═══ Given information

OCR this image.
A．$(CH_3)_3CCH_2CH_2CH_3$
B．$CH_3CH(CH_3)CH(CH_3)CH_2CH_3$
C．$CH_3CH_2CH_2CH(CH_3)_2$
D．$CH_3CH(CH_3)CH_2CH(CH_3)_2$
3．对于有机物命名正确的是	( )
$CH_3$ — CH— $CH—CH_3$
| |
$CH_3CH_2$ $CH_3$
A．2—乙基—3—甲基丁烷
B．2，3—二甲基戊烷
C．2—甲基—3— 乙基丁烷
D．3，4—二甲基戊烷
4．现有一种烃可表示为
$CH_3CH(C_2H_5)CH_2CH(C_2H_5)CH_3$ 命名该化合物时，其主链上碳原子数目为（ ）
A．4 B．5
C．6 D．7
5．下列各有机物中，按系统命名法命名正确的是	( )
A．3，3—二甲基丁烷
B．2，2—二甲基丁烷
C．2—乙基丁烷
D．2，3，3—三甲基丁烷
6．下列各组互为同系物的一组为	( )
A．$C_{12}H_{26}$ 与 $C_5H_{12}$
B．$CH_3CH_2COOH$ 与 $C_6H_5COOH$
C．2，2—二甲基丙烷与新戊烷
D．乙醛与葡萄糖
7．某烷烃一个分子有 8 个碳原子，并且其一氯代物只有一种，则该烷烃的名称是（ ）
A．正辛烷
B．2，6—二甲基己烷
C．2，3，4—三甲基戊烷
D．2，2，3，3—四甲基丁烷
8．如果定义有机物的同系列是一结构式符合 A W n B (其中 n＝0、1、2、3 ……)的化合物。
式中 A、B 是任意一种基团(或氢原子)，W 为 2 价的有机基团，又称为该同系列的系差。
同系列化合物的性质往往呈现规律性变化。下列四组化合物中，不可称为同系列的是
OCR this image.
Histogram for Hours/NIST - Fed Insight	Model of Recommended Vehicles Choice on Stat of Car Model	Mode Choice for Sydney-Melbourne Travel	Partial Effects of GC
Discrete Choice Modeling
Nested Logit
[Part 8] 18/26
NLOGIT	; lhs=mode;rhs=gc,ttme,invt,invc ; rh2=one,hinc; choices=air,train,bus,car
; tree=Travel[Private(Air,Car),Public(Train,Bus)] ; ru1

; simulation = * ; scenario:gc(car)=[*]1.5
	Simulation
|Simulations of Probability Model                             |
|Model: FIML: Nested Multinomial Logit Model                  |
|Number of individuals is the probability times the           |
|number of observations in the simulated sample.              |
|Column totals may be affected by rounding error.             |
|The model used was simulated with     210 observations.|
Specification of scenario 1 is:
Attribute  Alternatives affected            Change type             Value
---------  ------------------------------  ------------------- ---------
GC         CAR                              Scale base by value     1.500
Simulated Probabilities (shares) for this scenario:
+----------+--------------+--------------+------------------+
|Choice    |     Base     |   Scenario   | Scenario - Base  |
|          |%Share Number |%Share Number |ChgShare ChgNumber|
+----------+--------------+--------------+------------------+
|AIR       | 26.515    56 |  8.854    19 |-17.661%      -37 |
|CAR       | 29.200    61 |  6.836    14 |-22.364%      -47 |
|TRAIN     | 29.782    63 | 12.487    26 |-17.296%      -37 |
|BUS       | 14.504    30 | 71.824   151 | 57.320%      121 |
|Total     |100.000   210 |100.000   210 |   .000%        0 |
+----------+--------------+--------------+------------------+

══════

■ **Goal**
Give an exact copy of all the data shown above.

■ **Exercise output**
OCR this image.
A．$(CH_3)_3CCH_2CH_2CH_3$
B．$CH_3CH(CH_3)CH(CH_3)CH_2CH_3$
C．$CH_3CH_2CH_2CH(CH_3)_2$
D．$CH_3CH(CH_3)CH_2CH(CH_3)_2$
3．对于有机物命名正确的是	( )
$CH_3$ — CH— $CH—CH_3$
| |
$CH_3CH_2$ $CH_3$
A．2—乙基—3—甲基丁烷
B．2，3—二甲基戊烷
C．2—甲基—3— 乙基丁烷
D．3，4—二甲基戊烷
4．现有一种烃可表示为
$CH_3CH(C_2H_5)CH_2CH(C_2H_5)CH_3$ 命名该化合物时，其主链上碳原子数目为（ ）
A．4 B．5
C．6 D．7
5．下列各有机物中，按系统命名法命名正确的是	( )
A．3，3—二甲基丁烷
B．2，2—二甲基丁烷
C．2—乙基丁烷
D．2，3，3—三甲基丁烷
6．下列各组互为同系物的一组为	( )
A．$C_{12}H_{26}$ 与 $C_5H_{12}$
B．$CH_3CH_2COOH$ 与 $C_6H_5COOH$
C．2，2—二甲基丙烷与新戊烷
D．乙醛与葡萄糖
7．某烷烃一个分子有 8 个碳原子，并且其一氯代物只有一种，则该烷烃的名称是（ ）
A．正辛烷
B．2，6—二甲基己烷
C．2，3，4—三甲基戊烷
D．2，2，3，3—四甲基丁烷
8．如果定义有机物的同系列是一结构式符合 A W n B (其中 n＝0、1、2、3 ……)的化合物。
式中 A、B 是任意一种基团(或氢原子)，W 为 2 价的有机基团，又称为该同系列的系差。
同系列化合物的性质往往呈现规律性变化。下列四组化合物中，不可称为同系列的是
OCR this image.
Histogram for Hours/NIST - Fed Insight	Model of Recommended Vehicles Choice on Stat of Car Model	Mode Choice for Sydney-Melbourne Travel	Partial Effects of GC
Discrete Choice Modeling
Nested Logit
[Part 8] 18/26
NLOGIT	; lhs=mode;rhs=gc,ttme,invt,invc ; rh2=one,hinc; choices=air,train,bus,car
; tree=Travel[Private(Air,Car),Public(Train,Bus)] ; ru1

; simulation = * ; scenario:gc(car)=[*]1.5
	Simulation
|Simulations of Probability Model                             |
|Model: FIML: Nested Multinomial Logit Model                  |
|Number of individuals is the probability times the           |
|number of observations in the simulated sample.              |
|Column totals may be affected by rounding error.             |
|The model used was simulated with     210 observations.|
Specification of scenario 1 is:
Attribute  Alternatives affected            Change type             Value
---------  ------------------------------  ------------------- ---------
GC         CAR                              Scale base by value     1.500
Simulated Probabilities (shares) for this scenario:
+----------+--------------+--------------+------------------+
|Choice    |     Base     |   Scenario   | Scenario - Base  |
|          |%Share Number |%Share Number |ChgShare ChgNumber|
+----------+--------------+--------------+------------------+
|AIR       | 26.515    56 |  8.854    19 |-17.661%      -37 |
|CAR       | 29.200    61 |  6.836    14 |-22.364%      -47 |
|TRAIN     | 29.782    63 | 12.487    26 |-17.296%      -37 |
|BUS       | 14.504    30 | 71.824   151 | 57.320%      121 |
|Total     |100.000   210 |100.000   210 |   .000%        0 |
+----------+--------------+--------------+------------------+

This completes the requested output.